_Exercises to complete:_
1. Answer these questions using the blog post about the divorce anniversary:
(a) How many years have passed since the divorce as of the post's date?
(b) What reason number in the "12 Reasons '19' Has My Heart" series does the post present?
(c) How old was the writer on the day of the divorce?
2. Retype the passage of the blog post about the divorce anniversary between "As I sat in" and "of the day.", inclusive.
3. Continue the blog post about the divorce anniversary from its final sentence.

_Text block:_

August 19, 2019
Where did the Summer go? Ahh, I cannot believe it is August 19th already, and it's that time of year for back to school, soon-to-be Fall happenings, and, dare I say, the HOLIDAY's! Okay, okay, I am not going there right now but you know what I mean. I admit, though, I am ready for the weather to not be this oppressive heat and humidity. If it could feel like SoCal weather 365 days a year - okay, maybe some cold, snowy weather around Christmas - than I would be one happy gal.
Back on track. I think I need another cup of coffee. Ugh.
Today marks 3 years since I got divorced. No, I don't want to harp on this but this is what my gut feels I should share. It was a day I will always remember. A day when I went from strong, to stronger (maybe that happened some time after) but the day that "Janine Serio" was reborn.
And, yes, I did keep my married last name.
You ready for this month's "12 Reasons '19' Has My Heart" series?
Reason #5: One of the best gifts I could have been given...even if it is hard to see the forest for the trees.
I remember when my attorney gave me the handful of dates from which to pick from, I put the 19th as the last possible one. I mean, what were the odds that the 19th would be offered AND that all the other ones would be filled by the time our request was submitted. Needless to say, you see what happened, and maybe I should have viewed it as a sign.
I went through the motions the entire morning 3 years ago. Getting dressed, putting on my jewelry, looking at myself in the mirror, and wondering WTF. My Dad and sister gave me a hug and kiss, and my Mom and I proceeded to do something together we never thought we would be faced with.
As I sat in the stark hallway of the court room, the sadness and anger I felt was heavy. Here I was, 30 years old, my marriage was ending, and I was enduring the worst betrayal that I wish no individual would ever have to go through.
The feeling of being rejected, walked out on, cheated on, and, now, divorced. Oh man, the scarlet letter I would wear now.
I held it together; my Mom and I both gave our statements, and walked out the door as soon as we were dismissed. We both cried as the doors shut behind us, in the elevator, to the car, and on and off the rest of the day.
And this is where the REAL story begins.

_Data lines:_
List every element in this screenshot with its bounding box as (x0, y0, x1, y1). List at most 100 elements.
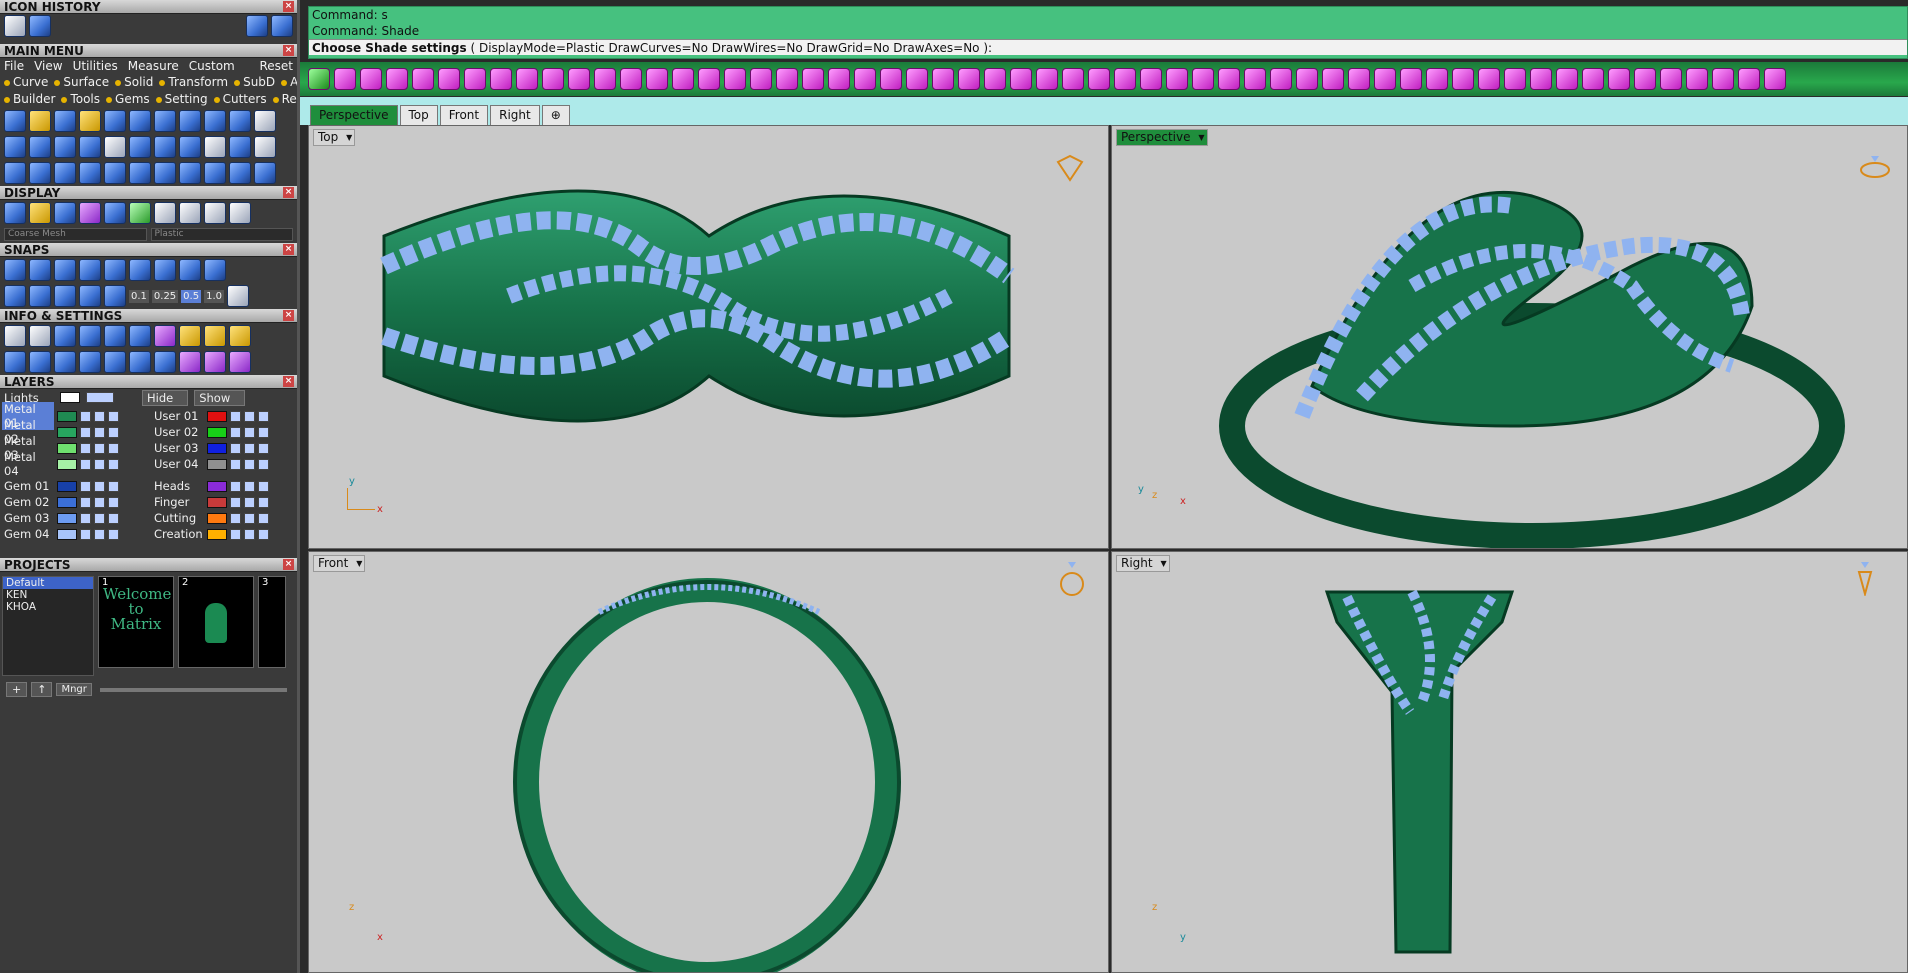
layer-row[interactable]: Creation (152, 526, 302, 542)
hide-button[interactable]: Hide (142, 389, 189, 406)
tool-icon[interactable] (594, 68, 616, 90)
layer-name[interactable]: Creation (152, 527, 204, 541)
tool-icon[interactable] (1426, 68, 1448, 90)
display-mode-icon[interactable] (4, 202, 26, 224)
layer-row[interactable]: User 03 (152, 440, 302, 456)
lock-icon[interactable] (80, 496, 91, 508)
tab-front[interactable]: Front (439, 105, 489, 125)
tool-icon[interactable] (1764, 68, 1786, 90)
category-solid[interactable]: Solid (115, 74, 153, 91)
layer-name[interactable]: Heads (152, 479, 204, 493)
visibility-toggle[interactable] (108, 512, 119, 524)
layer-color-swatch[interactable] (207, 410, 227, 422)
layer-color-swatch[interactable] (207, 442, 227, 454)
layer-color-swatch[interactable] (57, 458, 77, 470)
up-button[interactable]: ↑ (31, 682, 53, 697)
visibility-toggle[interactable] (244, 442, 255, 454)
lock-icon[interactable] (230, 458, 241, 470)
project-thumbnail[interactable]: 3 (258, 576, 286, 668)
sphere-icon[interactable] (229, 202, 251, 224)
layer-color-swatch[interactable] (207, 480, 227, 492)
tool-icon[interactable] (54, 162, 76, 184)
lock-icon[interactable] (230, 426, 241, 438)
history-tool-icon[interactable] (4, 15, 26, 37)
visibility-toggle[interactable] (108, 426, 119, 438)
tool-icon[interactable] (464, 68, 486, 90)
layer-color-swatch[interactable] (207, 496, 227, 508)
tool-icon[interactable] (412, 68, 434, 90)
info-icon[interactable] (154, 325, 176, 347)
lock-icon[interactable] (230, 528, 241, 540)
tab-right[interactable]: Right (490, 105, 540, 125)
tool-icon[interactable] (1374, 68, 1396, 90)
snap-icon[interactable] (54, 285, 76, 307)
sphere-icon[interactable] (179, 202, 201, 224)
tool-icon[interactable] (984, 68, 1006, 90)
tool-icon[interactable] (54, 136, 76, 158)
tab-perspective[interactable]: Perspective (310, 105, 398, 125)
tool-icon[interactable] (1400, 68, 1422, 90)
snap-icon[interactable] (4, 259, 26, 281)
tool-icon[interactable] (1114, 68, 1136, 90)
layer-row[interactable]: Heads (152, 478, 302, 494)
snap-value[interactable]: 0.5 (181, 289, 202, 303)
add-tab-icon[interactable]: ⊕ (541, 105, 570, 125)
panel-header-main-menu[interactable]: MAIN MENU × (0, 44, 297, 58)
close-icon[interactable]: × (283, 376, 294, 387)
tool-icon[interactable] (334, 68, 356, 90)
snap-icon[interactable] (129, 259, 151, 281)
tool-icon[interactable] (1322, 68, 1344, 90)
layer-name[interactable]: Cutting (152, 511, 204, 525)
visibility-toggle[interactable] (108, 528, 119, 540)
snap-icon[interactable] (79, 285, 101, 307)
category-art[interactable]: Art (281, 74, 297, 91)
add-project-button[interactable]: + (6, 682, 28, 697)
layer-row[interactable]: User 02 (152, 424, 302, 440)
tool-icon[interactable] (1010, 68, 1032, 90)
layer-name[interactable]: Gem 01 (2, 479, 54, 493)
lock-icon[interactable] (230, 512, 241, 524)
tool-icon[interactable] (1712, 68, 1734, 90)
category-tools[interactable]: Tools (61, 91, 100, 108)
tool-icon[interactable] (1582, 68, 1604, 90)
snap-icon[interactable] (204, 259, 226, 281)
layer-color-swatch[interactable] (57, 442, 77, 454)
layer-name[interactable]: Gem 04 (2, 527, 54, 541)
menu-utilities[interactable]: Utilities (73, 59, 118, 73)
lock-icon[interactable] (230, 496, 241, 508)
tool-icon[interactable] (542, 68, 564, 90)
panel-header-display[interactable]: DISPLAY × (0, 186, 297, 200)
visibility-toggle[interactable] (244, 480, 255, 492)
tool-icon[interactable] (29, 162, 51, 184)
forward-arrow-icon[interactable] (271, 15, 293, 37)
layer-row[interactable]: Gem 04 (2, 526, 152, 542)
info-icon[interactable] (54, 351, 76, 373)
info-icon[interactable] (4, 351, 26, 373)
tool-icon[interactable] (386, 68, 408, 90)
visibility-toggle[interactable] (258, 458, 269, 470)
visibility-toggle[interactable] (258, 480, 269, 492)
sphere-icon[interactable] (204, 202, 226, 224)
tool-icon[interactable] (1244, 68, 1266, 90)
layer-name[interactable]: Finger (152, 495, 204, 509)
close-icon[interactable]: × (283, 244, 294, 255)
tool-icon[interactable] (1270, 68, 1292, 90)
lock-icon[interactable] (230, 410, 241, 422)
tool-icon[interactable] (1634, 68, 1656, 90)
tool-icon[interactable] (932, 68, 954, 90)
tool-icon[interactable] (29, 136, 51, 158)
tool-icon[interactable] (204, 162, 226, 184)
viewport-right[interactable]: Right z y (1111, 551, 1908, 973)
visibility-toggle[interactable] (94, 480, 105, 492)
tool-icon[interactable] (104, 136, 126, 158)
settings-icon[interactable] (4, 325, 26, 347)
visibility-toggle[interactable] (94, 410, 105, 422)
tool-icon[interactable] (438, 68, 460, 90)
tool-icon[interactable] (1062, 68, 1084, 90)
layer-color-swatch[interactable] (57, 480, 77, 492)
project-item[interactable]: Default (3, 577, 93, 589)
tool-icon[interactable] (1660, 68, 1682, 90)
lock-icon[interactable] (80, 426, 91, 438)
visibility-toggle[interactable] (244, 458, 255, 470)
menu-file[interactable]: File (4, 59, 24, 73)
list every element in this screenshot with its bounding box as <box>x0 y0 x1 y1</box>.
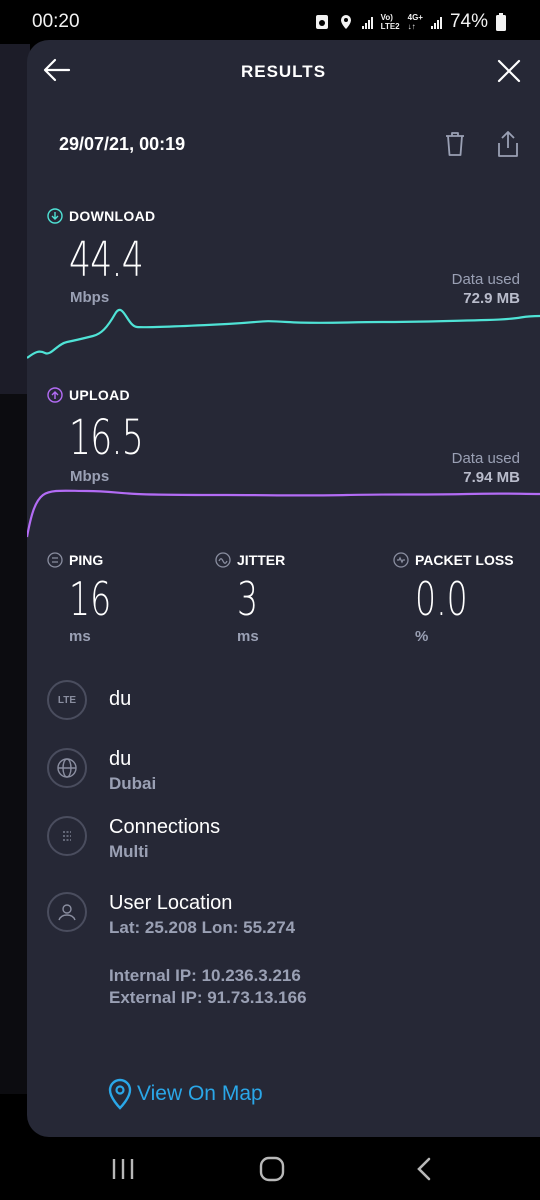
recent-apps-icon[interactable] <box>108 1155 138 1183</box>
download-value: 44.4 <box>69 232 144 288</box>
volte-indicator: Vo) LTE2 <box>380 13 400 31</box>
lte-icon: LTE <box>47 680 87 720</box>
view-on-map-link[interactable]: View On Map <box>107 1078 263 1110</box>
internal-ip: Internal IP: 10.236.3.216 <box>109 966 301 985</box>
packet-loss-value: 0.0 <box>415 572 468 626</box>
user-icon <box>47 892 87 932</box>
system-nav-bar <box>0 1137 540 1200</box>
upload-graph <box>27 489 540 538</box>
network-type: 4G+ ↓↑ <box>407 13 423 31</box>
packet-loss-metric: PACKET LOSS 0.0 % <box>393 552 514 645</box>
jitter-icon <box>215 552 231 568</box>
share-icon[interactable] <box>496 130 520 158</box>
location-icon <box>340 15 351 29</box>
upload-value: 16.5 <box>69 410 144 466</box>
upload-data-used: Data used 7.94 MB <box>451 450 520 486</box>
server-name: du <box>109 748 132 770</box>
download-icon <box>47 208 63 224</box>
background-app <box>0 44 30 394</box>
background-app-lower <box>0 394 30 1094</box>
connections-icon <box>47 816 87 856</box>
page-title: RESULTS <box>240 62 327 81</box>
location-row: User Location Lat: 25.208 Lon: 55.274 <box>47 892 295 938</box>
notification-icon <box>315 15 328 29</box>
download-label: DOWNLOAD <box>47 208 155 224</box>
server-city: Dubai <box>109 774 157 793</box>
connections-title: Connections <box>109 816 221 838</box>
jitter-value: 3 <box>237 572 259 626</box>
location-title: User Location <box>109 892 233 914</box>
home-icon[interactable] <box>257 1155 287 1183</box>
ping-unit: ms <box>69 628 91 645</box>
battery-icon <box>496 13 506 31</box>
upload-label: UPLOAD <box>47 387 130 403</box>
provider-row: LTE du <box>47 680 131 720</box>
status-time: 00:20 <box>32 11 80 32</box>
signal-icon-2 <box>430 15 442 29</box>
packet-loss-unit: % <box>415 628 429 645</box>
server-row: du Dubai <box>47 748 156 794</box>
top-bar: RESULTS <box>27 40 540 102</box>
upload-icon <box>47 387 63 403</box>
status-icons: Vo) LTE2 4G+ ↓↑ 74% <box>314 11 506 33</box>
ping-icon <box>47 552 63 568</box>
jitter-metric: JITTER 3 ms <box>215 552 285 645</box>
ip-info: Internal IP: 10.236.3.216 External IP: 9… <box>109 965 307 1009</box>
signal-icon <box>361 15 373 29</box>
globe-icon <box>47 748 87 788</box>
close-icon[interactable] <box>496 58 522 84</box>
jitter-unit: ms <box>237 628 259 645</box>
download-unit: Mbps <box>70 289 110 306</box>
download-graph <box>27 308 540 359</box>
ping-value: 16 <box>69 572 112 626</box>
result-datetime: 29/07/21, 00:19 <box>59 134 186 154</box>
results-sheet: RESULTS 29/07/21, 00:19 DOWNLOAD 44.4 Mb… <box>27 40 540 1137</box>
status-bar: 00:20 Vo) LTE2 4G+ ↓↑ 74% <box>0 0 540 44</box>
location-coords: Lat: 25.208 Lon: 55.274 <box>109 918 296 937</box>
download-data-used: Data used 72.9 MB <box>451 271 520 307</box>
upload-unit: Mbps <box>70 468 110 485</box>
map-pin-icon <box>108 1078 132 1110</box>
back-nav-icon[interactable] <box>410 1155 440 1183</box>
trash-icon[interactable] <box>443 130 467 158</box>
connections-row: Connections Multi <box>47 816 220 862</box>
external-ip: External IP: 91.73.13.166 <box>109 988 307 1007</box>
packet-loss-icon <box>393 552 409 568</box>
battery-percent: 74% <box>449 11 488 32</box>
provider-name: du <box>109 688 132 710</box>
connections-value: Multi <box>109 842 149 861</box>
ping-metric: PING 16 ms <box>47 552 128 645</box>
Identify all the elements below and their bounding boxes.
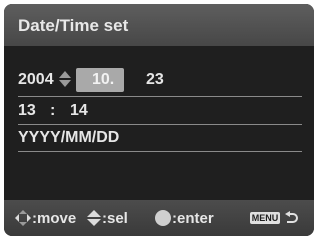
move-hint: :move <box>32 210 77 227</box>
up-down-arrow-icon <box>87 210 101 226</box>
divider <box>18 96 302 97</box>
minute-field[interactable]: 14 <box>70 102 88 120</box>
page-title: Date/Time set <box>18 16 129 35</box>
hour-field[interactable]: 13 <box>18 102 36 120</box>
divider <box>18 151 302 152</box>
title-bar: Date/Time set <box>4 4 314 46</box>
center-button-icon <box>155 210 171 226</box>
menu-button-badge[interactable]: MENU <box>250 212 280 224</box>
four-way-arrow-icon <box>15 210 31 226</box>
enter-hint: :enter <box>172 210 214 227</box>
year-field[interactable]: 2004 <box>18 71 54 89</box>
day-field[interactable]: 23 <box>146 71 164 89</box>
camera-screen: Date/Time set 2004 10. 23 13 : 14 YYYY/M… <box>4 4 314 236</box>
up-down-arrow-icon[interactable] <box>58 70 72 88</box>
select-hint: :sel <box>102 210 128 227</box>
back-arrow-icon <box>285 211 298 223</box>
time-separator: : <box>50 102 56 119</box>
date-format-field[interactable]: YYYY/MM/DD <box>18 129 119 147</box>
divider <box>18 124 302 125</box>
month-field[interactable]: 10. <box>92 71 114 89</box>
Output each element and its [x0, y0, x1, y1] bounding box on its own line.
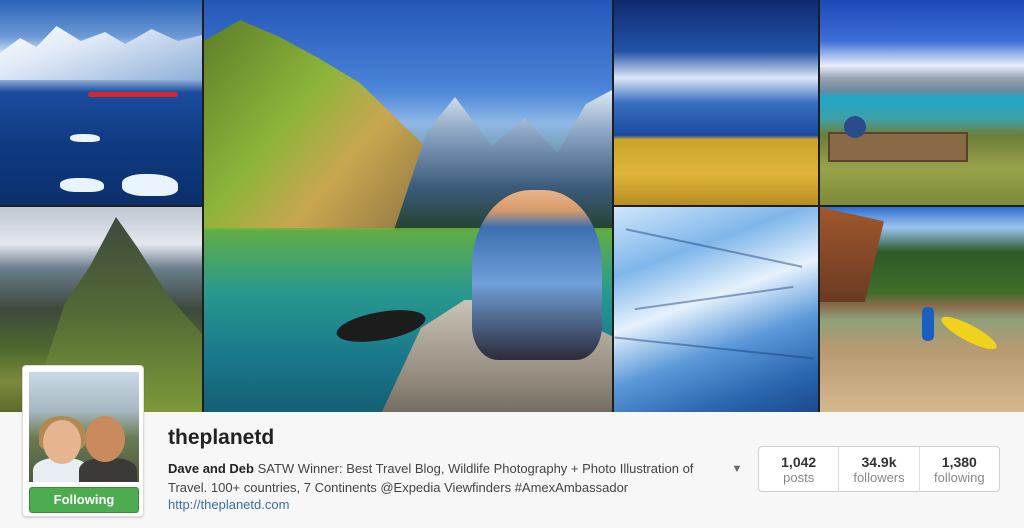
photo-ice-crack [634, 285, 794, 311]
photo-tile-storm-field[interactable] [614, 0, 818, 205]
stat-posts-label: posts [783, 470, 815, 485]
photo-kayak [88, 92, 178, 97]
stat-followers[interactable]: 34.9k followers [839, 447, 920, 491]
photo-ice-crack [625, 228, 803, 268]
photo-person [922, 307, 934, 341]
photo-tile-bench-lake[interactable] [820, 0, 1024, 205]
photo-sitting-person [844, 116, 866, 138]
photo-tile-beach-kayak[interactable] [820, 207, 1024, 412]
photo-tile-lake-canoe[interactable] [204, 0, 612, 412]
following-button[interactable]: Following [29, 487, 139, 513]
stat-following-value: 1,380 [941, 454, 977, 470]
profile-website-link[interactable]: http://theplanetd.com [168, 497, 289, 512]
stat-followers-label: followers [853, 470, 905, 485]
stat-followers-value: 34.9k [861, 454, 897, 470]
profile-username: theplanetd [168, 426, 275, 449]
photo-ice [60, 178, 104, 192]
photo-tile-antarctica-kayak[interactable] [0, 0, 202, 205]
stat-posts[interactable]: 1,042 posts [759, 447, 840, 491]
profile-bio: Dave and Deb SATW Winner: Best Travel Bl… [168, 459, 728, 497]
photo-mosaic [0, 0, 1024, 412]
photo-paddler [472, 190, 602, 360]
stat-following[interactable]: 1,380 following [920, 447, 999, 491]
photo-ice-crack [614, 336, 814, 360]
photo-ice [70, 134, 100, 142]
profile-stats: 1,042 posts 34.9k followers 1,380 follow… [758, 446, 1000, 492]
chevron-down-icon[interactable]: ▼ [730, 463, 744, 475]
avatar-face-left [43, 420, 81, 464]
stat-following-label: following [934, 470, 985, 485]
photo-tile-glacier[interactable] [614, 207, 818, 412]
photo-mountains [0, 26, 202, 80]
avatar-face-right [85, 416, 125, 462]
profile-display-name: Dave and Deb [168, 461, 254, 476]
stat-posts-value: 1,042 [781, 454, 817, 470]
avatar-card: Following [22, 365, 144, 517]
avatar[interactable] [29, 372, 139, 482]
photo-kayak [937, 311, 1001, 355]
photo-cliff [820, 207, 884, 302]
photo-ice [122, 174, 178, 196]
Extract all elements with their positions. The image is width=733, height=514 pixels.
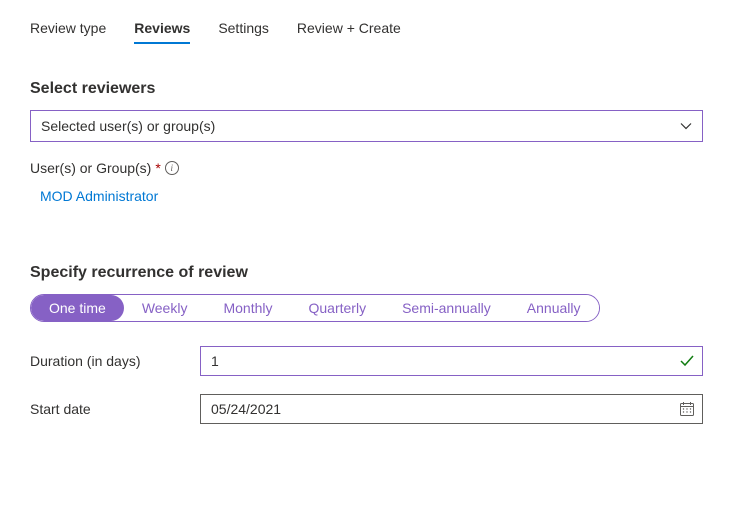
chevron-down-icon (680, 120, 692, 132)
users-or-groups-label: User(s) or Group(s) * i (30, 160, 703, 176)
tab-review-create[interactable]: Review + Create (297, 20, 401, 44)
recurrence-one-time[interactable]: One time (31, 295, 124, 321)
start-date-label: Start date (30, 401, 200, 417)
required-asterisk: * (155, 160, 160, 176)
reviewers-dropdown[interactable]: Selected user(s) or group(s) (30, 110, 703, 142)
recurrence-pill-group: One time Weekly Monthly Quarterly Semi-a… (30, 294, 600, 322)
tab-bar: Review type Reviews Settings Review + Cr… (30, 20, 703, 44)
recurrence-monthly[interactable]: Monthly (205, 295, 290, 321)
duration-input[interactable] (200, 346, 703, 376)
recurrence-weekly[interactable]: Weekly (124, 295, 206, 321)
info-icon[interactable]: i (165, 161, 179, 175)
reviewers-dropdown-value: Selected user(s) or group(s) (41, 118, 215, 134)
recurrence-annually[interactable]: Annually (509, 295, 599, 321)
tab-review-type[interactable]: Review type (30, 20, 106, 44)
tab-settings[interactable]: Settings (218, 20, 269, 44)
tab-reviews[interactable]: Reviews (134, 20, 190, 44)
recurrence-heading: Specify recurrence of review (30, 264, 703, 282)
recurrence-semi-annually[interactable]: Semi-annually (384, 295, 509, 321)
select-reviewers-heading: Select reviewers (30, 80, 703, 98)
selected-user-link[interactable]: MOD Administrator (40, 188, 158, 204)
start-date-input[interactable] (200, 394, 703, 424)
recurrence-quarterly[interactable]: Quarterly (291, 295, 385, 321)
duration-label: Duration (in days) (30, 353, 200, 369)
users-or-groups-text: User(s) or Group(s) (30, 160, 151, 176)
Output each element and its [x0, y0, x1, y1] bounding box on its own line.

_In response:_
1.
(a) 3 years
(b) Reason #5
(c) 30 years old

2.
As I sat in the stark hallway of the court room, the sadness and anger I felt was heavy. Here I was, 30 years old, my marriage was ending, and I was enduring the worst betrayal that I wish no individual would ever have to go through.
The feeling of being rejected, walked out on, cheated on, and, now, divorced. Oh man, the scarlet letter I would wear now.
I held it together; my Mom and I both gave our statements, and walked out the door as soon as we were dismissed. We both cried as the doors shut behind us, in the elevator, to the car, and on and off the rest of the day.

3.
I look back on my life when I was married, and it, definitely, looks a lot different than where I am today. Not different in a negative way, just different. The things that I wanted and strived for back then align in some ways but also look and feel a lot more "FIt4Janine" today. Sure, I have evolved, have grown, and endured a fair amount in my life right now BUT I think the REAL me is getting to come through right now.
I am getting to live the life that I was, destined, to live, and had always wanted on some level. No, I do not think I sacrificed or settled; I was 23, in love, and I was so excited to begin a journey with a man who loved and adored me as much as I did him. Yes neither one of us is/was perfect, and we both had our things, but that is life.
I would not be honest if I didn't share that the last year or two we were together I was sad and unhappy. I could tell he was retreating; I was doing everything I could to make him happy, be the best wife, have the home looking as great as we could afford, cooking dinners, working ridiculous hours to make ends meet, etc. There were many nights I laid in bed with that pit in my stomach. My gut telling me something was not right. I brushed it off; "it's fine Janine. You are being too paranoid." So, I did what I did everyday...got up to walk out the door at 4:30 am to see a client or teach a boot camp class, and that went on repeat most of the day. Of course, that was coupled with the then corporate wellness job where I was working too.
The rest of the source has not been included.